THE DATA:
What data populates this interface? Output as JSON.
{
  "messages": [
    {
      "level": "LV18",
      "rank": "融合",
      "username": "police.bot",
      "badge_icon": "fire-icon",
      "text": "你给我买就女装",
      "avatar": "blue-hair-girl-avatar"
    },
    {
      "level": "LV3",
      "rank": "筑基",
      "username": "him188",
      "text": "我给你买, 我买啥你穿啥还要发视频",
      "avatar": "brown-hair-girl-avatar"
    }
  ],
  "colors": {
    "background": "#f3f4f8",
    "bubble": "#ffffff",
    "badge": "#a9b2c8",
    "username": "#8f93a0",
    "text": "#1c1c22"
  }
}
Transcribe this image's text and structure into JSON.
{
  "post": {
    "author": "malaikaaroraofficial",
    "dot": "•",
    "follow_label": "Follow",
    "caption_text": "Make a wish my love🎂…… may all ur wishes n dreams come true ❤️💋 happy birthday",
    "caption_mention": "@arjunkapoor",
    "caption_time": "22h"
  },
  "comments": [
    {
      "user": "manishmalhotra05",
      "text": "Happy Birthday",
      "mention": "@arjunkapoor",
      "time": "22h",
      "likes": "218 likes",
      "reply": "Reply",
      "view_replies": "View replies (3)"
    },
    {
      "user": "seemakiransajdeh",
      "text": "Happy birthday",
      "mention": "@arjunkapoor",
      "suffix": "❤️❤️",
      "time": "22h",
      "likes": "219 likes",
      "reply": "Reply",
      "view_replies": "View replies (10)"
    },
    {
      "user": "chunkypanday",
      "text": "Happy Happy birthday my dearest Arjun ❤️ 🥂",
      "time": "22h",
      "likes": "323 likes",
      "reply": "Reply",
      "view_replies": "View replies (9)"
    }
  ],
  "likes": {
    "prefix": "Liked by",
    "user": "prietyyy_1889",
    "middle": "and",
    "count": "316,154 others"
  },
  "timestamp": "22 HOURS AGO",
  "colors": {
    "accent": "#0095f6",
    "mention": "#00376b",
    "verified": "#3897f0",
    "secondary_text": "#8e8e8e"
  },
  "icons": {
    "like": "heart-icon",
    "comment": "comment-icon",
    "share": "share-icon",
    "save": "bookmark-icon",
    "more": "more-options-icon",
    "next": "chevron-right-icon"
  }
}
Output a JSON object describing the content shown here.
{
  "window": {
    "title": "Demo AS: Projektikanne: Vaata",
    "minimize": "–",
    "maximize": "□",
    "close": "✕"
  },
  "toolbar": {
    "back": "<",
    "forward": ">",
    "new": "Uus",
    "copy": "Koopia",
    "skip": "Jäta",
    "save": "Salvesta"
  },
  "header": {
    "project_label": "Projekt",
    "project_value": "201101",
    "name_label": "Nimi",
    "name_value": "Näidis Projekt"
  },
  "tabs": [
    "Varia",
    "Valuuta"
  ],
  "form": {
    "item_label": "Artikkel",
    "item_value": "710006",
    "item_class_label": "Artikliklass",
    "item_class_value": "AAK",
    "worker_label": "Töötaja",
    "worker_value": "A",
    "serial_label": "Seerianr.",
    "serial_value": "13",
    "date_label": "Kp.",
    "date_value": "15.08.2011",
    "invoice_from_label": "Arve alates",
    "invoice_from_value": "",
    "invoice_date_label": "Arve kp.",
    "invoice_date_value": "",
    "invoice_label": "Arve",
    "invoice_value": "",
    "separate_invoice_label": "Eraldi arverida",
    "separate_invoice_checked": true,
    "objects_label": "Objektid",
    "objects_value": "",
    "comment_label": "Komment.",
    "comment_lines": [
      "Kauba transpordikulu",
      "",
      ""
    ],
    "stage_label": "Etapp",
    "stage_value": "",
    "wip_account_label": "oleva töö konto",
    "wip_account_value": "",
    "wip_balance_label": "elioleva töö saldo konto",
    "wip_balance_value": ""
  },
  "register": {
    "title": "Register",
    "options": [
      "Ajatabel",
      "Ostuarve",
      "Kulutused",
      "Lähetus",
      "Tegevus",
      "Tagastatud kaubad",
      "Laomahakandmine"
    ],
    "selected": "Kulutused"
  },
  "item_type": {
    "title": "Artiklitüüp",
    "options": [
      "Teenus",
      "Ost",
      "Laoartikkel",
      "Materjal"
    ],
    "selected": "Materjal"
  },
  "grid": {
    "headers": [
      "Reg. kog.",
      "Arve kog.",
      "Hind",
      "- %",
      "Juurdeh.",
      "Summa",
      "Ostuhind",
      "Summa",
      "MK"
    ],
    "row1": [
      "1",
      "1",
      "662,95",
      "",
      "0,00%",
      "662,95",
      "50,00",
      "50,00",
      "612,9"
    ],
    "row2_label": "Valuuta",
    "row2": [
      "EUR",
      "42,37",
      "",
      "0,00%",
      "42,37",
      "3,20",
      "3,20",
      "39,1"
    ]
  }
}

THE TASK: Write the complete data out, exactly as above.

COMPLETED EXERCISE:
What data populates this interface? Output as JSON.
{
  "messages": [
    {
      "level": "LV18",
      "rank": "融合",
      "username": "police.bot",
      "badge_icon": "fire-icon",
      "text": "你给我买就女装",
      "avatar": "blue-hair-girl-avatar"
    },
    {
      "level": "LV3",
      "rank": "筑基",
      "username": "him188",
      "text": "我给你买, 我买啥你穿啥还要发视频",
      "avatar": "brown-hair-girl-avatar"
    }
  ],
  "colors": {
    "background": "#f3f4f8",
    "bubble": "#ffffff",
    "badge": "#a9b2c8",
    "username": "#8f93a0",
    "text": "#1c1c22"
  }
}
Transcribe this image's text and structure into JSON.
{
  "post": {
    "author": "malaikaaroraofficial",
    "dot": "•",
    "follow_label": "Follow",
    "caption_text": "Make a wish my love🎂…… may all ur wishes n dreams come true ❤️💋 happy birthday",
    "caption_mention": "@arjunkapoor",
    "caption_time": "22h"
  },
  "comments": [
    {
      "user": "manishmalhotra05",
      "text": "Happy Birthday",
      "mention": "@arjunkapoor",
      "time": "22h",
      "likes": "218 likes",
      "reply": "Reply",
      "view_replies": "View replies (3)"
    },
    {
      "user": "seemakiransajdeh",
      "text": "Happy birthday",
      "mention": "@arjunkapoor",
      "suffix": "❤️❤️",
      "time": "22h",
      "likes": "219 likes",
      "reply": "Reply",
      "view_replies": "View replies (10)"
    },
    {
      "user": "chunkypanday",
      "text": "Happy Happy birthday my dearest Arjun ❤️ 🥂",
      "time": "22h",
      "likes": "323 likes",
      "reply": "Reply",
      "view_replies": "View replies (9)"
    }
  ],
  "likes": {
    "prefix": "Liked by",
    "user": "prietyyy_1889",
    "middle": "and",
    "count": "316,154 others"
  },
  "timestamp": "22 HOURS AGO",
  "colors": {
    "accent": "#0095f6",
    "mention": "#00376b",
    "verified": "#3897f0",
    "secondary_text": "#8e8e8e"
  },
  "icons": {
    "like": "heart-icon",
    "comment": "comment-icon",
    "share": "share-icon",
    "save": "bookmark-icon",
    "more": "more-options-icon",
    "next": "chevron-right-icon"
  }
}
Output a JSON object describing the content shown here.
{
  "window": {
    "title": "Demo AS: Projektikanne: Vaata",
    "minimize": "–",
    "maximize": "□",
    "close": "✕"
  },
  "toolbar": {
    "back": "<",
    "forward": ">",
    "new": "Uus",
    "copy": "Koopia",
    "skip": "Jäta",
    "save": "Salvesta"
  },
  "header": {
    "project_label": "Projekt",
    "project_value": "201101",
    "name_label": "Nimi",
    "name_value": "Näidis Projekt"
  },
  "tabs": [
    "Varia",
    "Valuuta"
  ],
  "form": {
    "item_label": "Artikkel",
    "item_value": "710006",
    "item_class_label": "Artikliklass",
    "item_class_value": "AAK",
    "worker_label": "Töötaja",
    "worker_value": "A",
    "serial_label": "Seerianr.",
    "serial_value": "13",
    "date_label": "Kp.",
    "date_value": "15.08.2011",
    "invoice_from_label": "Arve alates",
    "invoice_from_value": "",
    "invoice_date_label": "Arve kp.",
    "invoice_date_value": "",
    "invoice_label": "Arve",
    "invoice_value": "",
    "separate_invoice_label": "Eraldi arverida",
    "separate_invoice_checked": true,
    "objects_label": "Objektid",
    "objects_value": "",
    "comment_label": "Komment.",
    "comment_lines": [
      "Kauba transpordikulu",
      "",
      ""
    ],
    "stage_label": "Etapp",
    "stage_value": "",
    "wip_account_label": "oleva töö konto",
    "wip_account_value": "",
    "wip_balance_label": "elioleva töö saldo konto",
    "wip_balance_value": ""
  },
  "register": {
    "title": "Register",
    "options": [
      "Ajatabel",
      "Ostuarve",
      "Kulutused",
      "Lähetus",
      "Tegevus",
      "Tagastatud kaubad",
      "Laomahakandmine"
    ],
    "selected": "Kulutused"
  },
  "item_type": {
    "title": "Artiklitüüp",
    "options": [
      "Teenus",
      "Ost",
      "Laoartikkel",
      "Materjal"
    ],
    "selected": "Materjal"
  },
  "grid": {
    "headers": [
      "Reg. kog.",
      "Arve kog.",
      "Hind",
      "- %",
      "Juurdeh.",
      "Summa",
      "Ostuhind",
      "Summa",
      "MK"
    ],
    "row1": [
      "1",
      "1",
      "662,95",
      "",
      "0,00%",
      "662,95",
      "50,00",
      "50,00",
      "612,9"
    ],
    "row2_label": "Valuuta",
    "row2": [
      "EUR",
      "42,37",
      "",
      "0,00%",
      "42,37",
      "3,20",
      "3,20",
      "39,1"
    ]
  }
}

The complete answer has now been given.